Exercise aim – Each entry must be given again exactly; images do not belong in the copy.

Data items –

--- --- ---

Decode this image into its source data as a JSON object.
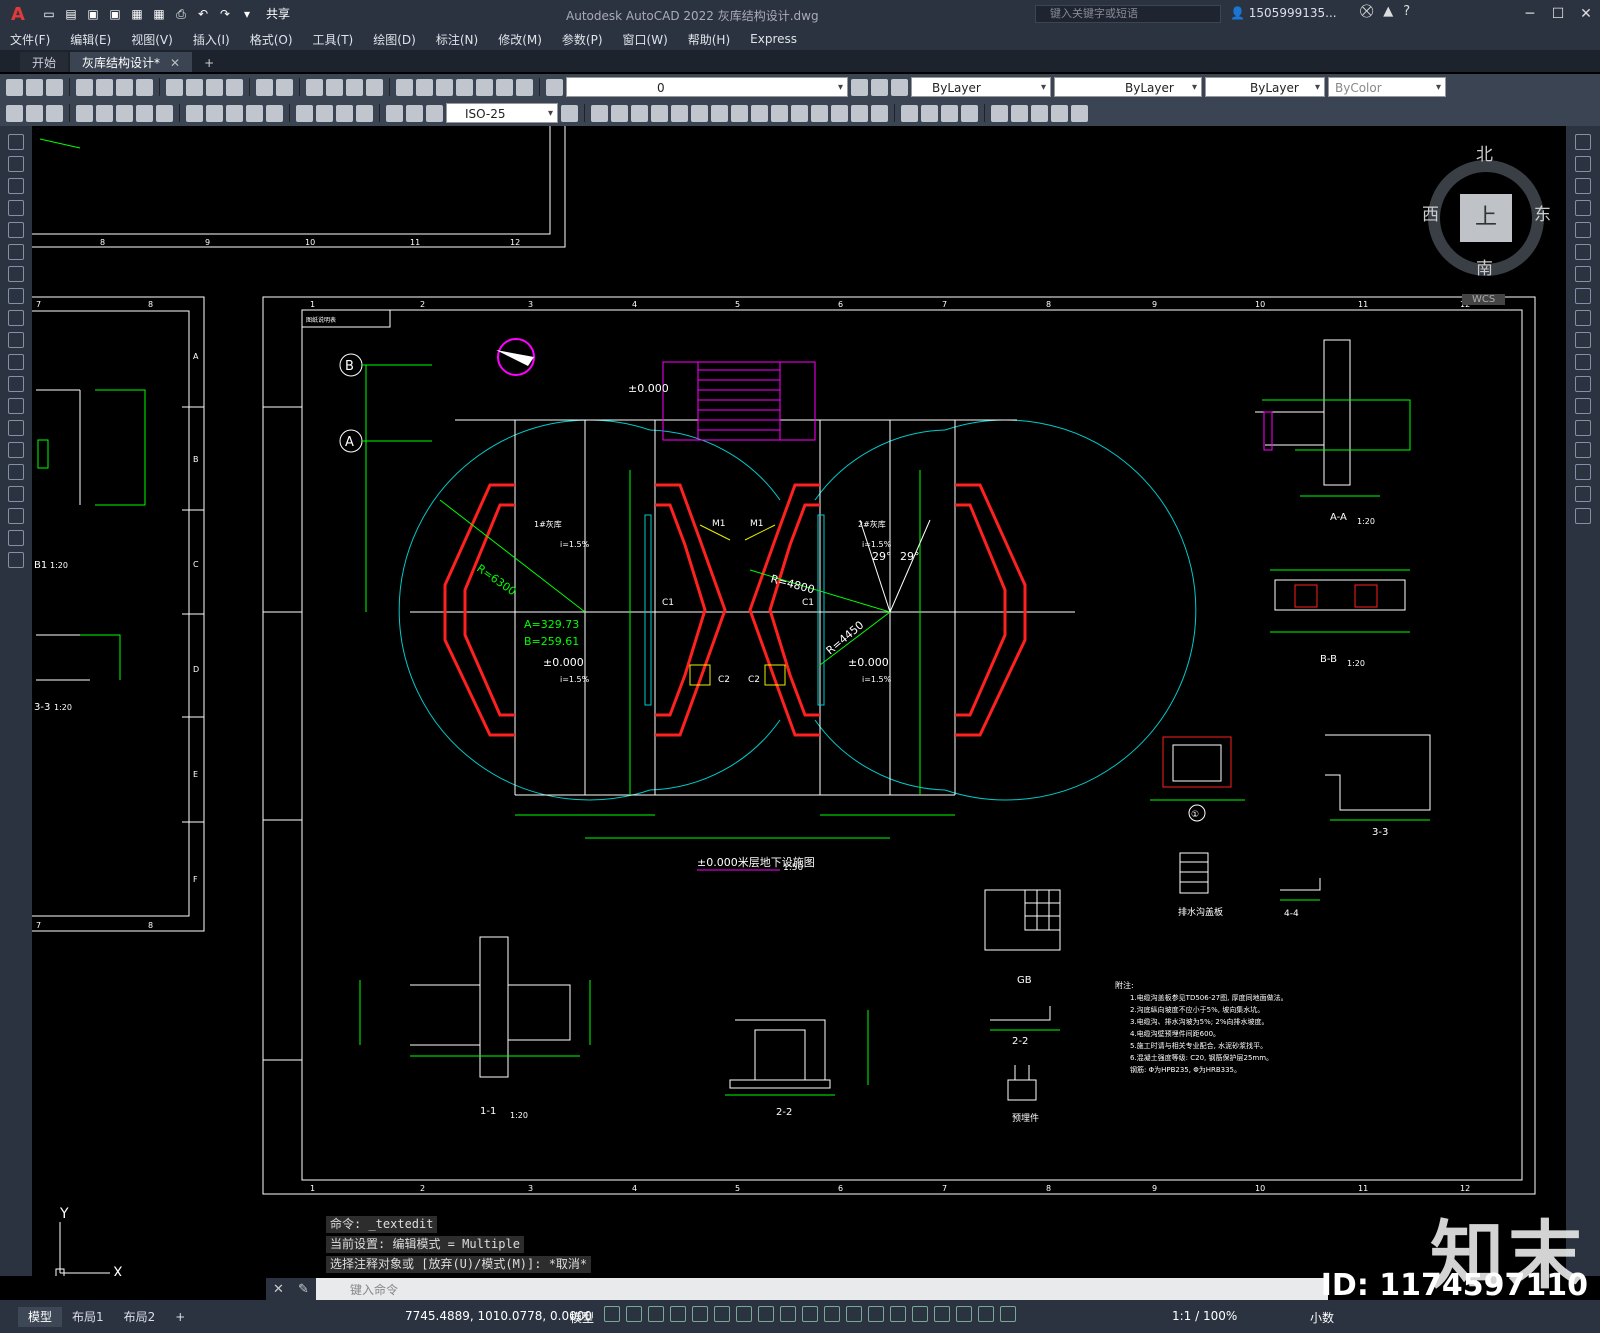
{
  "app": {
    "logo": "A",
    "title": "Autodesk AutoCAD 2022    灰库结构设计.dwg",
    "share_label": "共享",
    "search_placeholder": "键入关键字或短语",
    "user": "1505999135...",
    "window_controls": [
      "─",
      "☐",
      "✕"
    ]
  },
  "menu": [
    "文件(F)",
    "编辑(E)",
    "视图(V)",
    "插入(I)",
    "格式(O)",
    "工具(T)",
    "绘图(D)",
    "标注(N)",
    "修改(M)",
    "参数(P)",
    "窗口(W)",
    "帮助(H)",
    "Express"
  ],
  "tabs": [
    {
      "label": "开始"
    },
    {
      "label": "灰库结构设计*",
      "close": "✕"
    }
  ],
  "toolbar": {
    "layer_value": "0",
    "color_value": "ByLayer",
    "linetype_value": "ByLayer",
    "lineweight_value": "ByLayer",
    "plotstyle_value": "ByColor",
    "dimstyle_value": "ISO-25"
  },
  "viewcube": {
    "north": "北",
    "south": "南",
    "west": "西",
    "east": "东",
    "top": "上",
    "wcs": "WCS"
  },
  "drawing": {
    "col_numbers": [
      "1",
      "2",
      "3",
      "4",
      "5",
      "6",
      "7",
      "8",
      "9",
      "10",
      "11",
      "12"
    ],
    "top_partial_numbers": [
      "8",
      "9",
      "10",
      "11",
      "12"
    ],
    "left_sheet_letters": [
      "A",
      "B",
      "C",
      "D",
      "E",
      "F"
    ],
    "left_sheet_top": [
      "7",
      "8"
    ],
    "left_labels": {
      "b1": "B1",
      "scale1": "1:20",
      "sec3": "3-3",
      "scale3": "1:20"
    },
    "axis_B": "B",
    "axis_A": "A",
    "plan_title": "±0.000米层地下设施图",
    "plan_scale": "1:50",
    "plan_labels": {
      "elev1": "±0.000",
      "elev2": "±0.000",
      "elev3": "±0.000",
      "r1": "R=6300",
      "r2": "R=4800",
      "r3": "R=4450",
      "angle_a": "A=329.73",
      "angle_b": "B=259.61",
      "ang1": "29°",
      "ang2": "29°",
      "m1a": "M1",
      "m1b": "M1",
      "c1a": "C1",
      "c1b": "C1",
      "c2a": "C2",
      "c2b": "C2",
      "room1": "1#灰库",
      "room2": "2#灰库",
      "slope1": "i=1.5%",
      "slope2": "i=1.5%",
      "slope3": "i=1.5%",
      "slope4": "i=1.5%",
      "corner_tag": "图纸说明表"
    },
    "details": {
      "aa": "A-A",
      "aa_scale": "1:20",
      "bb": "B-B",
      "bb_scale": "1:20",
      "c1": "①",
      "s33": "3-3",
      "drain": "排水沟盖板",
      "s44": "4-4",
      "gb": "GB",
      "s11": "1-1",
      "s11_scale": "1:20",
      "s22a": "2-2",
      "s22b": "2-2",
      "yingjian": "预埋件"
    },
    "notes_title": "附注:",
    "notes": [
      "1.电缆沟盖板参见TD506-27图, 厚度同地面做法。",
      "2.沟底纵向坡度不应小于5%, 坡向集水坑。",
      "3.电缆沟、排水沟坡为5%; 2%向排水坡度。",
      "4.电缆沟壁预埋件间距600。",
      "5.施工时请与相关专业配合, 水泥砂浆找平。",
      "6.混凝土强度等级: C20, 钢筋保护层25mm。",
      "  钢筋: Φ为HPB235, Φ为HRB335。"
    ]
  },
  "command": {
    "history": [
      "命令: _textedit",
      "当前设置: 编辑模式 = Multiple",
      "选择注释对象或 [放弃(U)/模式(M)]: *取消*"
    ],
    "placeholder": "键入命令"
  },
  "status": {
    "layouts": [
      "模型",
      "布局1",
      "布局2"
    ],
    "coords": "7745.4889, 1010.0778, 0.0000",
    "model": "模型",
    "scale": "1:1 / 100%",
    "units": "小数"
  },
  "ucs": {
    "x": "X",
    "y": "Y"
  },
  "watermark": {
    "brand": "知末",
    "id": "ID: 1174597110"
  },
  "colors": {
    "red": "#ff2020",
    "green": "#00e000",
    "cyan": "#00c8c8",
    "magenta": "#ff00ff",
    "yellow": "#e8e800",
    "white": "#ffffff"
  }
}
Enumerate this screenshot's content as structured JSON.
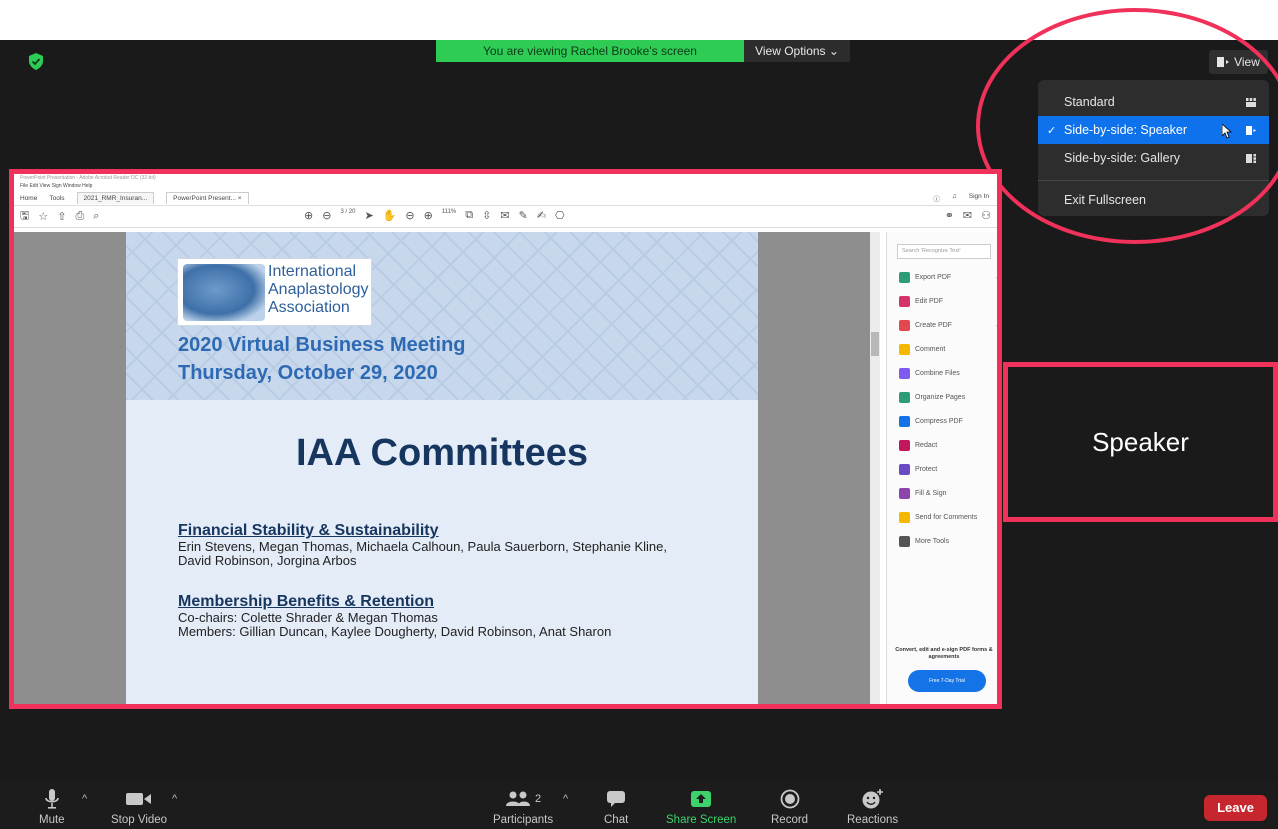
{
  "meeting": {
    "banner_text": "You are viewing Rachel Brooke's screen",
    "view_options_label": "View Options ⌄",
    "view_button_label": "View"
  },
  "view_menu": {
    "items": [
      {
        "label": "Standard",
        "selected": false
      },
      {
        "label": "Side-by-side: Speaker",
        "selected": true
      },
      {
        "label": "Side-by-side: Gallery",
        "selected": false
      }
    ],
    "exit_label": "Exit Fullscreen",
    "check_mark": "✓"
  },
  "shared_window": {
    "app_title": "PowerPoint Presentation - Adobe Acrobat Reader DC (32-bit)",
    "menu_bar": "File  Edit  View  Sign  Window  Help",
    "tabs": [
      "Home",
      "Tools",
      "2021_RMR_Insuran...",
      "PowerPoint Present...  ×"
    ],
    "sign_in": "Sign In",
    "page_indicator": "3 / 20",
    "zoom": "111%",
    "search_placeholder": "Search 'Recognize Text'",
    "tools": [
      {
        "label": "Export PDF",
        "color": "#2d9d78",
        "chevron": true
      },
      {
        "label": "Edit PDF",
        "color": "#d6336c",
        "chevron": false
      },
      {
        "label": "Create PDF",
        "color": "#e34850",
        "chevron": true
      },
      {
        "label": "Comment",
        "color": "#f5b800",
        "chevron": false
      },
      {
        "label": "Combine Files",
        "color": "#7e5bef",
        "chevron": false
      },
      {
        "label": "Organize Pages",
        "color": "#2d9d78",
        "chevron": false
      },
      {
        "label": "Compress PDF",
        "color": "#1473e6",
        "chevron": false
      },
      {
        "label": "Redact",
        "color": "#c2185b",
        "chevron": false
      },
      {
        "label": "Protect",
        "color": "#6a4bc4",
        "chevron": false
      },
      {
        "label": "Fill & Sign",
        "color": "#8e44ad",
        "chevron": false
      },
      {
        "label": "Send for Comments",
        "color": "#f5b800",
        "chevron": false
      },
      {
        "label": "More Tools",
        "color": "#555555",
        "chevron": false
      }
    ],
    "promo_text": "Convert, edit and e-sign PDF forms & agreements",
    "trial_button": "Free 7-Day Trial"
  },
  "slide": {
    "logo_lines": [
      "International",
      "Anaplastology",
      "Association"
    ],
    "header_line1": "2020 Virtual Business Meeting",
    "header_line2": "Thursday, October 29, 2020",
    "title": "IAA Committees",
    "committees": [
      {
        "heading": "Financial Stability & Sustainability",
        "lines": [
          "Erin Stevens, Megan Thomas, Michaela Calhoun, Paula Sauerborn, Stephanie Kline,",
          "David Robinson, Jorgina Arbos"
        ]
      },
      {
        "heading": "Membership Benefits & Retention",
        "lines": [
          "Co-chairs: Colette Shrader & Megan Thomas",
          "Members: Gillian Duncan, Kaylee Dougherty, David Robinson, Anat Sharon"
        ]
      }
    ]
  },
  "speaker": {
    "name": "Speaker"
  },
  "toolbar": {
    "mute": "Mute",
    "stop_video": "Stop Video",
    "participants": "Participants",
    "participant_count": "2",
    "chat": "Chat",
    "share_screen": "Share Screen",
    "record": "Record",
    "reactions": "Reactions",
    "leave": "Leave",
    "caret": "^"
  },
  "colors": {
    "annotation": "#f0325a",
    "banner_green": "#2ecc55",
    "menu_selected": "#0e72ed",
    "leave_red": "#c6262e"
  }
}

--- --- ---

Worked solution –
Decode this image into its source data as a JSON object.
{
  "app": {
    "logo": "A",
    "title": "Autodesk AutoCAD 2022    灰库结构设计.dwg",
    "share_label": "共享",
    "search_placeholder": "键入关键字或短语",
    "user": "1505999135...",
    "window_controls": [
      "─",
      "☐",
      "✕"
    ]
  },
  "menu": [
    "文件(F)",
    "编辑(E)",
    "视图(V)",
    "插入(I)",
    "格式(O)",
    "工具(T)",
    "绘图(D)",
    "标注(N)",
    "修改(M)",
    "参数(P)",
    "窗口(W)",
    "帮助(H)",
    "Express"
  ],
  "tabs": [
    {
      "label": "开始"
    },
    {
      "label": "灰库结构设计*",
      "close": "✕"
    }
  ],
  "toolbar": {
    "layer_value": "0",
    "color_value": "ByLayer",
    "linetype_value": "ByLayer",
    "lineweight_value": "ByLayer",
    "plotstyle_value": "ByColor",
    "dimstyle_value": "ISO-25"
  },
  "viewcube": {
    "north": "北",
    "south": "南",
    "west": "西",
    "east": "东",
    "top": "上",
    "wcs": "WCS"
  },
  "drawing": {
    "col_numbers": [
      "1",
      "2",
      "3",
      "4",
      "5",
      "6",
      "7",
      "8",
      "9",
      "10",
      "11",
      "12"
    ],
    "top_partial_numbers": [
      "8",
      "9",
      "10",
      "11",
      "12"
    ],
    "left_sheet_letters": [
      "A",
      "B",
      "C",
      "D",
      "E",
      "F"
    ],
    "left_sheet_top": [
      "7",
      "8"
    ],
    "left_labels": {
      "b1": "B1",
      "scale1": "1:20",
      "sec3": "3-3",
      "scale3": "1:20"
    },
    "axis_B": "B",
    "axis_A": "A",
    "plan_title": "±0.000米层地下设施图",
    "plan_scale": "1:50",
    "plan_labels": {
      "elev1": "±0.000",
      "elev2": "±0.000",
      "elev3": "±0.000",
      "r1": "R=6300",
      "r2": "R=4800",
      "r3": "R=4450",
      "angle_a": "A=329.73",
      "angle_b": "B=259.61",
      "ang1": "29°",
      "ang2": "29°",
      "m1a": "M1",
      "m1b": "M1",
      "c1a": "C1",
      "c1b": "C1",
      "c2a": "C2",
      "c2b": "C2",
      "room1": "1#灰库",
      "room2": "2#灰库",
      "slope1": "i=1.5%",
      "slope2": "i=1.5%",
      "slope3": "i=1.5%",
      "slope4": "i=1.5%",
      "corner_tag": "图纸说明表"
    },
    "details": {
      "aa": "A-A",
      "aa_scale": "1:20",
      "bb": "B-B",
      "bb_scale": "1:20",
      "c1": "①",
      "s33": "3-3",
      "drain": "排水沟盖板",
      "s44": "4-4",
      "gb": "GB",
      "s11": "1-1",
      "s11_scale": "1:20",
      "s22a": "2-2",
      "s22b": "2-2",
      "yingjian": "预埋件"
    },
    "notes_title": "附注:",
    "notes": [
      "1.电缆沟盖板参见TD506-27图, 厚度同地面做法。",
      "2.沟底纵向坡度不应小于5%, 坡向集水坑。",
      "3.电缆沟、排水沟坡为5%; 2%向排水坡度。",
      "4.电缆沟壁预埋件间距600。",
      "5.施工时请与相关专业配合, 水泥砂浆找平。",
      "6.混凝土强度等级: C20, 钢筋保护层25mm。",
      "  钢筋: Φ为HPB235, Φ为HRB335。"
    ]
  },
  "command": {
    "history": [
      "命令: _textedit",
      "当前设置: 编辑模式 = Multiple",
      "选择注释对象或 [放弃(U)/模式(M)]: *取消*"
    ],
    "placeholder": "键入命令"
  },
  "status": {
    "layouts": [
      "模型",
      "布局1",
      "布局2"
    ],
    "coords": "7745.4889, 1010.0778, 0.0000",
    "model": "模型",
    "scale": "1:1 / 100%",
    "units": "小数"
  },
  "ucs": {
    "x": "X",
    "y": "Y"
  },
  "watermark": {
    "brand": "知末",
    "id": "ID: 1174597110"
  },
  "colors": {
    "red": "#ff2020",
    "green": "#00e000",
    "cyan": "#00c8c8",
    "magenta": "#ff00ff",
    "yellow": "#e8e800",
    "white": "#ffffff"
  }
}
Enumerate this screenshot's content as structured JSON.
{
  "meeting": {
    "banner_text": "You are viewing Rachel Brooke's screen",
    "view_options_label": "View Options ⌄",
    "view_button_label": "View"
  },
  "view_menu": {
    "items": [
      {
        "label": "Standard",
        "selected": false
      },
      {
        "label": "Side-by-side: Speaker",
        "selected": true
      },
      {
        "label": "Side-by-side: Gallery",
        "selected": false
      }
    ],
    "exit_label": "Exit Fullscreen",
    "check_mark": "✓"
  },
  "shared_window": {
    "app_title": "PowerPoint Presentation - Adobe Acrobat Reader DC (32-bit)",
    "menu_bar": "File  Edit  View  Sign  Window  Help",
    "tabs": [
      "Home",
      "Tools",
      "2021_RMR_Insuran...",
      "PowerPoint Present...  ×"
    ],
    "sign_in": "Sign In",
    "page_indicator": "3 / 20",
    "zoom": "111%",
    "search_placeholder": "Search 'Recognize Text'",
    "tools": [
      {
        "label": "Export PDF",
        "color": "#2d9d78",
        "chevron": true
      },
      {
        "label": "Edit PDF",
        "color": "#d6336c",
        "chevron": false
      },
      {
        "label": "Create PDF",
        "color": "#e34850",
        "chevron": true
      },
      {
        "label": "Comment",
        "color": "#f5b800",
        "chevron": false
      },
      {
        "label": "Combine Files",
        "color": "#7e5bef",
        "chevron": false
      },
      {
        "label": "Organize Pages",
        "color": "#2d9d78",
        "chevron": false
      },
      {
        "label": "Compress PDF",
        "color": "#1473e6",
        "chevron": false
      },
      {
        "label": "Redact",
        "color": "#c2185b",
        "chevron": false
      },
      {
        "label": "Protect",
        "color": "#6a4bc4",
        "chevron": false
      },
      {
        "label": "Fill & Sign",
        "color": "#8e44ad",
        "chevron": false
      },
      {
        "label": "Send for Comments",
        "color": "#f5b800",
        "chevron": false
      },
      {
        "label": "More Tools",
        "color": "#555555",
        "chevron": false
      }
    ],
    "promo_text": "Convert, edit and e-sign PDF forms & agreements",
    "trial_button": "Free 7-Day Trial"
  },
  "slide": {
    "logo_lines": [
      "International",
      "Anaplastology",
      "Association"
    ],
    "header_line1": "2020 Virtual Business Meeting",
    "header_line2": "Thursday, October 29, 2020",
    "title": "IAA Committees",
    "committees": [
      {
        "heading": "Financial Stability & Sustainability",
        "lines": [
          "Erin Stevens, Megan Thomas, Michaela Calhoun, Paula Sauerborn, Stephanie Kline,",
          "David Robinson, Jorgina Arbos"
        ]
      },
      {
        "heading": "Membership Benefits & Retention",
        "lines": [
          "Co-chairs: Colette Shrader & Megan Thomas",
          "Members: Gillian Duncan, Kaylee Dougherty, David Robinson, Anat Sharon"
        ]
      }
    ]
  },
  "speaker": {
    "name": "Speaker"
  },
  "toolbar": {
    "mute": "Mute",
    "stop_video": "Stop Video",
    "participants": "Participants",
    "participant_count": "2",
    "chat": "Chat",
    "share_screen": "Share Screen",
    "record": "Record",
    "reactions": "Reactions",
    "leave": "Leave",
    "caret": "^"
  },
  "colors": {
    "annotation": "#f0325a",
    "banner_green": "#2ecc55",
    "menu_selected": "#0e72ed",
    "leave_red": "#c6262e"
  }
}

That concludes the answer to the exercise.